Work instructions
Below are records; count the lines in them that hold "this" and give only the count.

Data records
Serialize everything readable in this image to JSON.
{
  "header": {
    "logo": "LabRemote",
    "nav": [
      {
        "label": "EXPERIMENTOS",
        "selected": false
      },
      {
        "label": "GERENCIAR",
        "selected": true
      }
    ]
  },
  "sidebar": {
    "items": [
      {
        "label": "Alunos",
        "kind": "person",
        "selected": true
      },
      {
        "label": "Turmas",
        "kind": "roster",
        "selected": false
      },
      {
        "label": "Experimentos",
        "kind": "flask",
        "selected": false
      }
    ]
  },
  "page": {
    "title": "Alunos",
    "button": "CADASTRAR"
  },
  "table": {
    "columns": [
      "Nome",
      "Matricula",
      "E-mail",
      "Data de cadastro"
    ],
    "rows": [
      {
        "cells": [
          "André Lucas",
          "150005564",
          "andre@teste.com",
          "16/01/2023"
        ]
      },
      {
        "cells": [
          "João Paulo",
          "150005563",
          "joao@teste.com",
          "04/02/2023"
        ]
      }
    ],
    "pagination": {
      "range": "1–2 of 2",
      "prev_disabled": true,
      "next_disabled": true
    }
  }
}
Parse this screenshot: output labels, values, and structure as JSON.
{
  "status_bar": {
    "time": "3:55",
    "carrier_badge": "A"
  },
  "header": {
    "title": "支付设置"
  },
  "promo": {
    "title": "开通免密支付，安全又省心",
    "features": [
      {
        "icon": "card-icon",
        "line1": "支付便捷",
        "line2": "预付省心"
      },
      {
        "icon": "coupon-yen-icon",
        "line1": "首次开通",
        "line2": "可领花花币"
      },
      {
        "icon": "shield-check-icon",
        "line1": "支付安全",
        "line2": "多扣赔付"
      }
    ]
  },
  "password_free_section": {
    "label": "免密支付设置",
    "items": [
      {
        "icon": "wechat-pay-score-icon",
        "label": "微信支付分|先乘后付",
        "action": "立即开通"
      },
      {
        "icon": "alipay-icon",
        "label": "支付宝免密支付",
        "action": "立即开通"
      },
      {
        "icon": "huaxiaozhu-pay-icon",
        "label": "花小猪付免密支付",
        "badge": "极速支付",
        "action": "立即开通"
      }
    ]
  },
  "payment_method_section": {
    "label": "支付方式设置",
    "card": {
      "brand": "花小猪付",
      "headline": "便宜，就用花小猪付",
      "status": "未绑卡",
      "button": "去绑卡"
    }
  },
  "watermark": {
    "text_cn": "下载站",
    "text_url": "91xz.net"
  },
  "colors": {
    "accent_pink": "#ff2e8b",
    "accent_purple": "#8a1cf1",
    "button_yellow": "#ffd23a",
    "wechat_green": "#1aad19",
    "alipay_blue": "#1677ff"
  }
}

Exercise solution
2